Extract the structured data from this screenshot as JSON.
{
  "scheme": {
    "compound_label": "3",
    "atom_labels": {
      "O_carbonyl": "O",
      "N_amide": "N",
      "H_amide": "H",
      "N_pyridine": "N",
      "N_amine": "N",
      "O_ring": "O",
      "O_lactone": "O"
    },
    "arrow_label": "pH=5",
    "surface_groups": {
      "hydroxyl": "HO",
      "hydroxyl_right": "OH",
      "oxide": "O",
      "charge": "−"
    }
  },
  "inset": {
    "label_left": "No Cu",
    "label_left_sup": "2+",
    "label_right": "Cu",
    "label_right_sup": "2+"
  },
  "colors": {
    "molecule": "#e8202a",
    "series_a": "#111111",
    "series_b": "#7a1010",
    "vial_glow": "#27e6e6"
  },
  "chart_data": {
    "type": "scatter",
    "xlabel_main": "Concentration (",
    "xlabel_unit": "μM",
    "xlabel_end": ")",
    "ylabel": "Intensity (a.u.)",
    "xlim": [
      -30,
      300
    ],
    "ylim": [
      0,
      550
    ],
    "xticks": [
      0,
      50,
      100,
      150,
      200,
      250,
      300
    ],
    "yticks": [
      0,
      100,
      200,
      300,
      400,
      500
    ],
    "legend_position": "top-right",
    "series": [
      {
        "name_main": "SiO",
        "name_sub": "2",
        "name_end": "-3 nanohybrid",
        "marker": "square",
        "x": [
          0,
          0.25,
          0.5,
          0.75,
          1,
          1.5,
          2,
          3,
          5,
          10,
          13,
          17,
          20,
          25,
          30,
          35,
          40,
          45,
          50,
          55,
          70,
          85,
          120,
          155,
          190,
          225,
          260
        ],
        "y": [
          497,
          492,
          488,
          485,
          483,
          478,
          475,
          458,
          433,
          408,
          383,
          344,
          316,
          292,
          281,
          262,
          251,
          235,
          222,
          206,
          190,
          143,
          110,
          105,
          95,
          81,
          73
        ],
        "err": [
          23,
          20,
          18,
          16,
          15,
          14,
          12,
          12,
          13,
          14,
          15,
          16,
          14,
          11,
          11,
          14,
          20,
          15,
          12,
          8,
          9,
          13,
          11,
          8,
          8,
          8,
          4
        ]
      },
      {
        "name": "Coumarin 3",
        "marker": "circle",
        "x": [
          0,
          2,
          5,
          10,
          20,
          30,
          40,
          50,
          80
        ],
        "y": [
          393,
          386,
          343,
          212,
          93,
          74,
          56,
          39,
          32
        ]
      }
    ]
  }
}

TASK DETAILS –
All of the data must be returned exactly.

REPLY TO THE TASK –
Extract the structured data from this screenshot as JSON.
{
  "scheme": {
    "compound_label": "3",
    "atom_labels": {
      "O_carbonyl": "O",
      "N_amide": "N",
      "H_amide": "H",
      "N_pyridine": "N",
      "N_amine": "N",
      "O_ring": "O",
      "O_lactone": "O"
    },
    "arrow_label": "pH=5",
    "surface_groups": {
      "hydroxyl": "HO",
      "hydroxyl_right": "OH",
      "oxide": "O",
      "charge": "−"
    }
  },
  "inset": {
    "label_left": "No Cu",
    "label_left_sup": "2+",
    "label_right": "Cu",
    "label_right_sup": "2+"
  },
  "colors": {
    "molecule": "#e8202a",
    "series_a": "#111111",
    "series_b": "#7a1010",
    "vial_glow": "#27e6e6"
  },
  "chart_data": {
    "type": "scatter",
    "xlabel_main": "Concentration (",
    "xlabel_unit": "μM",
    "xlabel_end": ")",
    "ylabel": "Intensity (a.u.)",
    "xlim": [
      -30,
      300
    ],
    "ylim": [
      0,
      550
    ],
    "xticks": [
      0,
      50,
      100,
      150,
      200,
      250,
      300
    ],
    "yticks": [
      0,
      100,
      200,
      300,
      400,
      500
    ],
    "legend_position": "top-right",
    "series": [
      {
        "name_main": "SiO",
        "name_sub": "2",
        "name_end": "-3 nanohybrid",
        "marker": "square",
        "x": [
          0,
          0.25,
          0.5,
          0.75,
          1,
          1.5,
          2,
          3,
          5,
          10,
          13,
          17,
          20,
          25,
          30,
          35,
          40,
          45,
          50,
          55,
          70,
          85,
          120,
          155,
          190,
          225,
          260
        ],
        "y": [
          497,
          492,
          488,
          485,
          483,
          478,
          475,
          458,
          433,
          408,
          383,
          344,
          316,
          292,
          281,
          262,
          251,
          235,
          222,
          206,
          190,
          143,
          110,
          105,
          95,
          81,
          73
        ],
        "err": [
          23,
          20,
          18,
          16,
          15,
          14,
          12,
          12,
          13,
          14,
          15,
          16,
          14,
          11,
          11,
          14,
          20,
          15,
          12,
          8,
          9,
          13,
          11,
          8,
          8,
          8,
          4
        ]
      },
      {
        "name": "Coumarin 3",
        "marker": "circle",
        "x": [
          0,
          2,
          5,
          10,
          20,
          30,
          40,
          50,
          80
        ],
        "y": [
          393,
          386,
          343,
          212,
          93,
          74,
          56,
          39,
          32
        ]
      }
    ]
  }
}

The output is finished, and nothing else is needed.